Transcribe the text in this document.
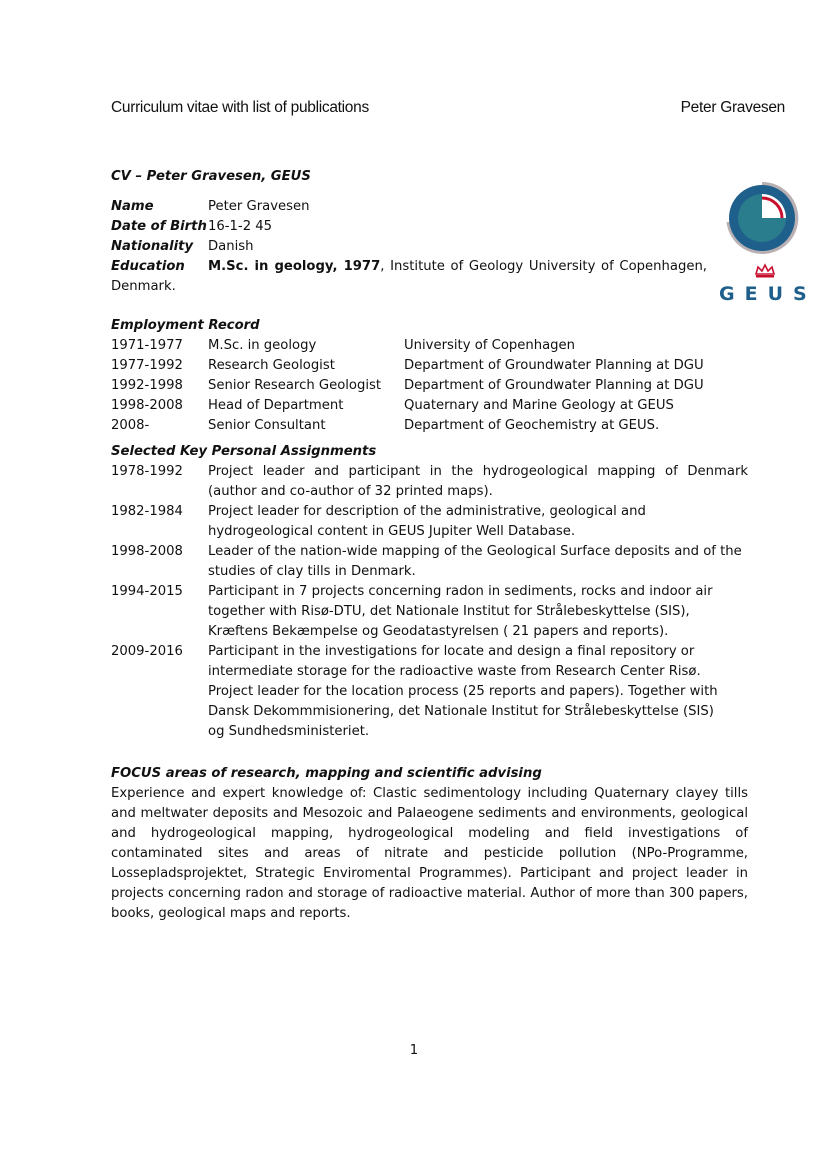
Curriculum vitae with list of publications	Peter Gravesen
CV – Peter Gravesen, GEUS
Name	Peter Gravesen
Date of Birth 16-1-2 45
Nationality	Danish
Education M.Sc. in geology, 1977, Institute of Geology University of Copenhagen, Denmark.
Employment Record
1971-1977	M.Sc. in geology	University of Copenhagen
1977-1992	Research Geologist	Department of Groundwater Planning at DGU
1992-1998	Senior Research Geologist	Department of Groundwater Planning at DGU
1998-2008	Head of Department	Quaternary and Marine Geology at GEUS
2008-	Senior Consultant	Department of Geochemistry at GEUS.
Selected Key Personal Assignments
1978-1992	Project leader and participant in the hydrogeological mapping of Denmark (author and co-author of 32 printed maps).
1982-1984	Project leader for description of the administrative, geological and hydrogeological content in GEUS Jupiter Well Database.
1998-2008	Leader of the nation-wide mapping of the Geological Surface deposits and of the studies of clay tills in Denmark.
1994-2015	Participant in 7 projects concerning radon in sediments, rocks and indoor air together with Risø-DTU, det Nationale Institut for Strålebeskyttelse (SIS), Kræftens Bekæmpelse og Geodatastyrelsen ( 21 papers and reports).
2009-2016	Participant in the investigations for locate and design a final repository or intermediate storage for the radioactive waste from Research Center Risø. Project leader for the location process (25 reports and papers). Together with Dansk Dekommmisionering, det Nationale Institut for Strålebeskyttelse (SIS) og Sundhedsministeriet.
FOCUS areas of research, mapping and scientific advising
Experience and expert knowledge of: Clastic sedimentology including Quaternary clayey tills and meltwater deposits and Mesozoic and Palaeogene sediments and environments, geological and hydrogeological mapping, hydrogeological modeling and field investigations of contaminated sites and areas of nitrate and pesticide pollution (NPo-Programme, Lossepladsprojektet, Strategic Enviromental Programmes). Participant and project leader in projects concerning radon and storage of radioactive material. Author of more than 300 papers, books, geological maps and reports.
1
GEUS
____
◆ **Your task**: Filter the listing above for the string "GEUS" and copy every matching line.

◆ **Output for this task**:
CV – Peter Gravesen, GEUS
1998-2008	Head of Department	Quaternary and Marine Geology at GEUS
2008-	Senior Consultant	Department of Geochemistry at GEUS.
1982-1984	Project leader for description of the administrative, geological and hydrogeological content in GEUS Jupiter Well Database.
GEUS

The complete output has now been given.